[Lines of data]
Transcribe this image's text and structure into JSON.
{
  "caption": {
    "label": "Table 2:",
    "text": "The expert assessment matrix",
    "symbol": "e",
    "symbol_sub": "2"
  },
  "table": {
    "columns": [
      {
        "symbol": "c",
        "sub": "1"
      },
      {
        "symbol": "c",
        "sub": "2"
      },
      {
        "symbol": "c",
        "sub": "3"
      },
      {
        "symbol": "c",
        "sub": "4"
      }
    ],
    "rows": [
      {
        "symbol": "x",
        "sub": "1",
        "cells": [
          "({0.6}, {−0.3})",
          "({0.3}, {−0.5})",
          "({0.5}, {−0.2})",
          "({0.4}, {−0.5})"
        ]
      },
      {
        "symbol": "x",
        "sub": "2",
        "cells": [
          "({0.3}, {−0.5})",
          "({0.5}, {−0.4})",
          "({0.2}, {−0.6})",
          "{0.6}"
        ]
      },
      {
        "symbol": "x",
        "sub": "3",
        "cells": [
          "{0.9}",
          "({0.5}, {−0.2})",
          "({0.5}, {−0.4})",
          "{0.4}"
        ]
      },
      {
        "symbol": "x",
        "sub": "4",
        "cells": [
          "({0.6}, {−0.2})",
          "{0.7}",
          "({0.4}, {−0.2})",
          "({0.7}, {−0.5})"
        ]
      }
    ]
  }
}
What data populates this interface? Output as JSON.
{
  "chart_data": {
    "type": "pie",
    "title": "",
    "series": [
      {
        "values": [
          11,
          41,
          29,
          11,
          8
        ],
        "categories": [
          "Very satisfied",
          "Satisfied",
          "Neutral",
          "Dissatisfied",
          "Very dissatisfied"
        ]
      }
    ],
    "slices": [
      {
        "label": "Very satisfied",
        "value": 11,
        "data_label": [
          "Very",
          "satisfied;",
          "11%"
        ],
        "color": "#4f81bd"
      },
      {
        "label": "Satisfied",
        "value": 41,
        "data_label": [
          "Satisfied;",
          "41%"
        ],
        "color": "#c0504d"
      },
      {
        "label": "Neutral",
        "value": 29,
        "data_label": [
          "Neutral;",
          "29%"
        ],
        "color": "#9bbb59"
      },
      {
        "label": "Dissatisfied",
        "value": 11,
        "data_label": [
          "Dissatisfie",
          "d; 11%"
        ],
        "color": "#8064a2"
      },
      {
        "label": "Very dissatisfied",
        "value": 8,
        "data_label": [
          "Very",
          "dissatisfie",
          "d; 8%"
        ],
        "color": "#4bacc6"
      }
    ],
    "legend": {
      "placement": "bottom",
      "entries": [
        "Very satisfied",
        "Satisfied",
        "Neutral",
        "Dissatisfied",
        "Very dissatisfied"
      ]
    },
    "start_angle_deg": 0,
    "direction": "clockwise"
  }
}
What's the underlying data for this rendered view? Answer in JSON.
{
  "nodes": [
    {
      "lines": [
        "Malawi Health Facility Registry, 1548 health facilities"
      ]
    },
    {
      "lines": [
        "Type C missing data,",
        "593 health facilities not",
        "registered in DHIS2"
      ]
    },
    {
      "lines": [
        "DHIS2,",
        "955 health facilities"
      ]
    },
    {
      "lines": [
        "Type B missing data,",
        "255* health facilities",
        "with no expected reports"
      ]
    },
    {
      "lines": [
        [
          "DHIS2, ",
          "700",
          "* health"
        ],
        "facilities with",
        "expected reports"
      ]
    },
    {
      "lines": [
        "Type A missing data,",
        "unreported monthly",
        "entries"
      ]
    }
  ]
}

Directive - In full and verbatim, repeat the records given above.

Final result -
Transcribe this image's text and structure into JSON.
{
  "caption": {
    "label": "Table 2:",
    "text": "The expert assessment matrix",
    "symbol": "e",
    "symbol_sub": "2"
  },
  "table": {
    "columns": [
      {
        "symbol": "c",
        "sub": "1"
      },
      {
        "symbol": "c",
        "sub": "2"
      },
      {
        "symbol": "c",
        "sub": "3"
      },
      {
        "symbol": "c",
        "sub": "4"
      }
    ],
    "rows": [
      {
        "symbol": "x",
        "sub": "1",
        "cells": [
          "({0.6}, {−0.3})",
          "({0.3}, {−0.5})",
          "({0.5}, {−0.2})",
          "({0.4}, {−0.5})"
        ]
      },
      {
        "symbol": "x",
        "sub": "2",
        "cells": [
          "({0.3}, {−0.5})",
          "({0.5}, {−0.4})",
          "({0.2}, {−0.6})",
          "{0.6}"
        ]
      },
      {
        "symbol": "x",
        "sub": "3",
        "cells": [
          "{0.9}",
          "({0.5}, {−0.2})",
          "({0.5}, {−0.4})",
          "{0.4}"
        ]
      },
      {
        "symbol": "x",
        "sub": "4",
        "cells": [
          "({0.6}, {−0.2})",
          "{0.7}",
          "({0.4}, {−0.2})",
          "({0.7}, {−0.5})"
        ]
      }
    ]
  }
}
What data populates this interface? Output as JSON.
{
  "chart_data": {
    "type": "pie",
    "title": "",
    "series": [
      {
        "values": [
          11,
          41,
          29,
          11,
          8
        ],
        "categories": [
          "Very satisfied",
          "Satisfied",
          "Neutral",
          "Dissatisfied",
          "Very dissatisfied"
        ]
      }
    ],
    "slices": [
      {
        "label": "Very satisfied",
        "value": 11,
        "data_label": [
          "Very",
          "satisfied;",
          "11%"
        ],
        "color": "#4f81bd"
      },
      {
        "label": "Satisfied",
        "value": 41,
        "data_label": [
          "Satisfied;",
          "41%"
        ],
        "color": "#c0504d"
      },
      {
        "label": "Neutral",
        "value": 29,
        "data_label": [
          "Neutral;",
          "29%"
        ],
        "color": "#9bbb59"
      },
      {
        "label": "Dissatisfied",
        "value": 11,
        "data_label": [
          "Dissatisfie",
          "d; 11%"
        ],
        "color": "#8064a2"
      },
      {
        "label": "Very dissatisfied",
        "value": 8,
        "data_label": [
          "Very",
          "dissatisfie",
          "d; 8%"
        ],
        "color": "#4bacc6"
      }
    ],
    "legend": {
      "placement": "bottom",
      "entries": [
        "Very satisfied",
        "Satisfied",
        "Neutral",
        "Dissatisfied",
        "Very dissatisfied"
      ]
    },
    "start_angle_deg": 0,
    "direction": "clockwise"
  }
}
What's the underlying data for this rendered view? Answer in JSON.
{
  "nodes": [
    {
      "lines": [
        "Malawi Health Facility Registry, 1548 health facilities"
      ]
    },
    {
      "lines": [
        "Type C missing data,",
        "593 health facilities not",
        "registered in DHIS2"
      ]
    },
    {
      "lines": [
        "DHIS2,",
        "955 health facilities"
      ]
    },
    {
      "lines": [
        "Type B missing data,",
        "255* health facilities",
        "with no expected reports"
      ]
    },
    {
      "lines": [
        [
          "DHIS2, ",
          "700",
          "* health"
        ],
        "facilities with",
        "expected reports"
      ]
    },
    {
      "lines": [
        "Type A missing data,",
        "unreported monthly",
        "entries"
      ]
    }
  ]
}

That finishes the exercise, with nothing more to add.